Extract all lines that hold the string "your".

+ + +

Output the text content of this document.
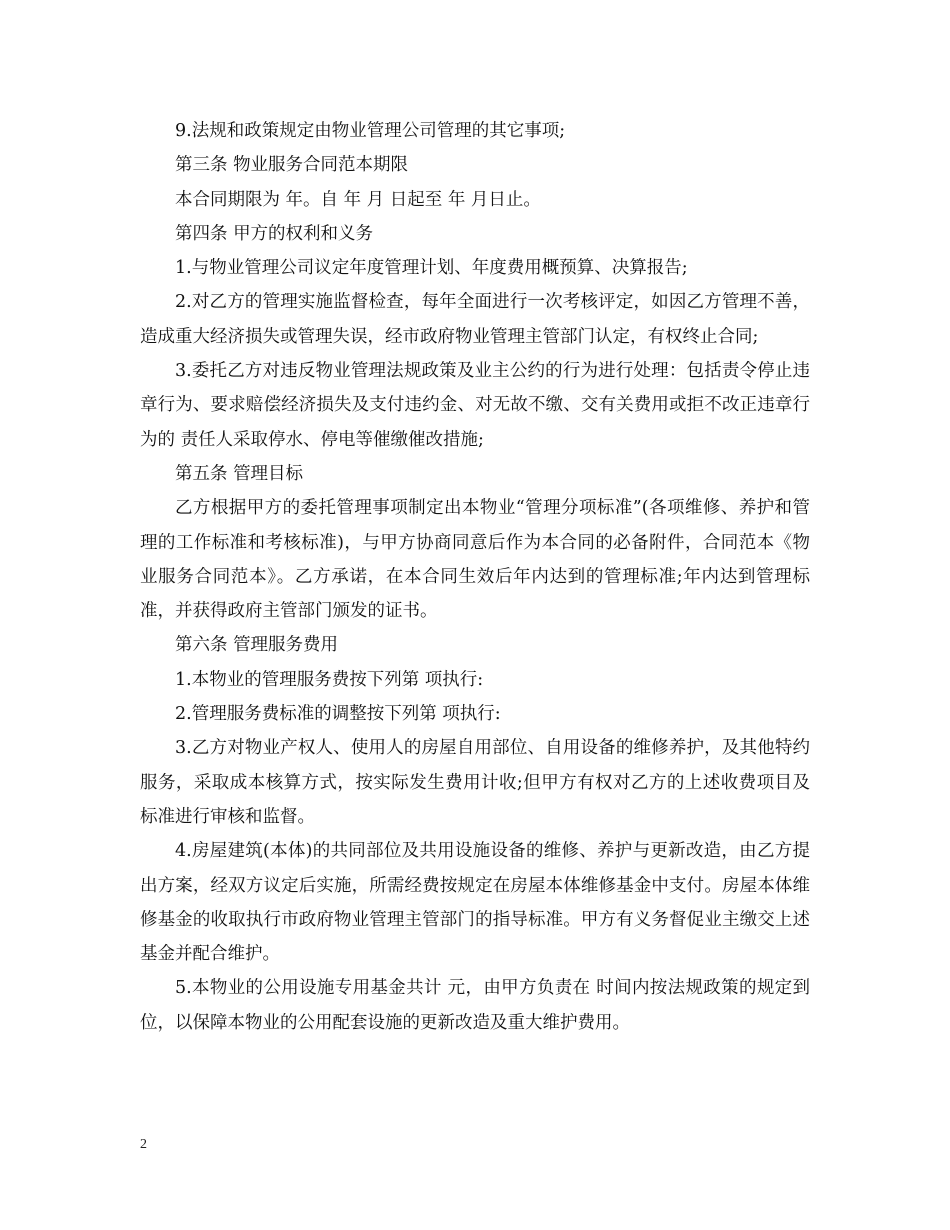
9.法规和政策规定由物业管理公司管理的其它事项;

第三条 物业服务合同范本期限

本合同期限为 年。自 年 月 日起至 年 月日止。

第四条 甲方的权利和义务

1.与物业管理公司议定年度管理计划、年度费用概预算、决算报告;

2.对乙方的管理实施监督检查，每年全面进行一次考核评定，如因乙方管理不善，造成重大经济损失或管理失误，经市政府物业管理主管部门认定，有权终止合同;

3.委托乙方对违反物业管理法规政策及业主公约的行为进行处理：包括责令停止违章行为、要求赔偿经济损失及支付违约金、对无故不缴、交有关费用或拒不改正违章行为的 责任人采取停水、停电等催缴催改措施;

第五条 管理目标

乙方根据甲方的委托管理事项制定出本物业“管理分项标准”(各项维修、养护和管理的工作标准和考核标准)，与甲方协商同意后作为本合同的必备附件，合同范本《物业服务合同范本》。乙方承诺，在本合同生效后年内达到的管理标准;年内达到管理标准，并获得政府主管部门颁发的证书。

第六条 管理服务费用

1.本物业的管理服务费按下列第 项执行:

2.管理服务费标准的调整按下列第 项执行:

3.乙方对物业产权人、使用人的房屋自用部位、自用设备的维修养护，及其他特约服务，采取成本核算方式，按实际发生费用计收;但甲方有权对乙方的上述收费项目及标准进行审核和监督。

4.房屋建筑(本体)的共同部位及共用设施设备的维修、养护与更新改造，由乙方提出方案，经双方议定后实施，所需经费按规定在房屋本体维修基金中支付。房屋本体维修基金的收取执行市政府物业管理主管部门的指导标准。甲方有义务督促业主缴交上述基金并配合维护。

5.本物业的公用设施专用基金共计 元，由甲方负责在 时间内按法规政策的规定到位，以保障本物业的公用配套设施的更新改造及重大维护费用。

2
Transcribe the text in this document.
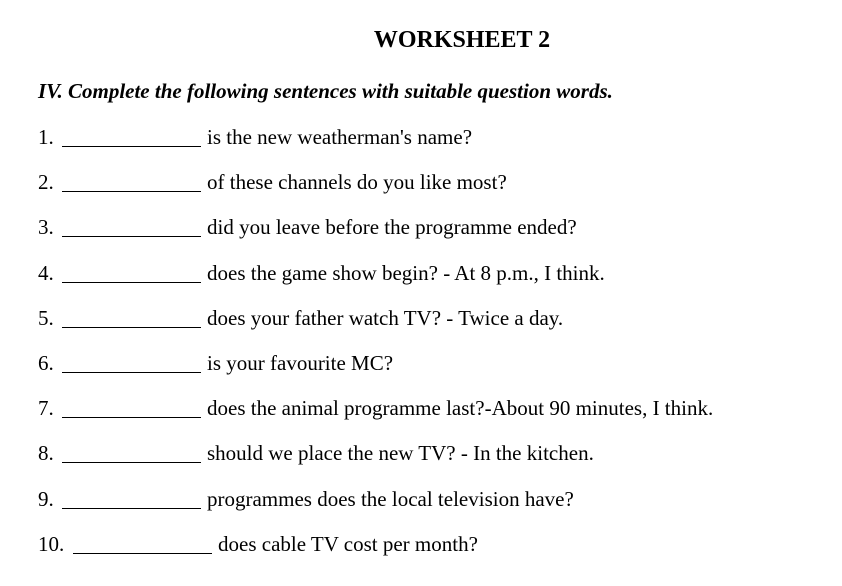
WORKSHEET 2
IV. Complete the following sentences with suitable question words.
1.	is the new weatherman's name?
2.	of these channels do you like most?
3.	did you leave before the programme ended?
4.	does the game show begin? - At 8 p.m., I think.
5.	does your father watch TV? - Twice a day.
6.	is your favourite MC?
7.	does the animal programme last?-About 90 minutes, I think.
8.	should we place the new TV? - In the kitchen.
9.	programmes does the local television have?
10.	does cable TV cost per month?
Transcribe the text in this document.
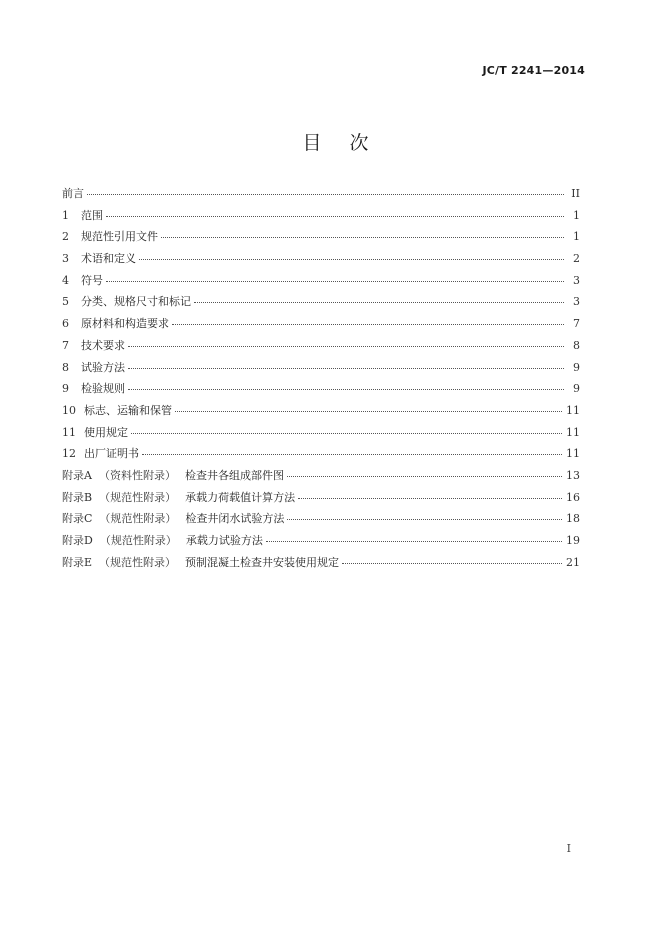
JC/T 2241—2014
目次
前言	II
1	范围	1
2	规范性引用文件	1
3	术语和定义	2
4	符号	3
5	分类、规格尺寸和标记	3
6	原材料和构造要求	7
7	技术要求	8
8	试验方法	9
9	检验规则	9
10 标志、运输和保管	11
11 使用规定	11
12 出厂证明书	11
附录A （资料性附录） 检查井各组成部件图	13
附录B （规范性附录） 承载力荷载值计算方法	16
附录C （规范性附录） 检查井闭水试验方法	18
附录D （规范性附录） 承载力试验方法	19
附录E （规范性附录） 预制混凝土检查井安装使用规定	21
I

+ + +

◆ **RESPONSE**:
5.	does your father watch TV? - Twice a day.
6.	is your favourite MC?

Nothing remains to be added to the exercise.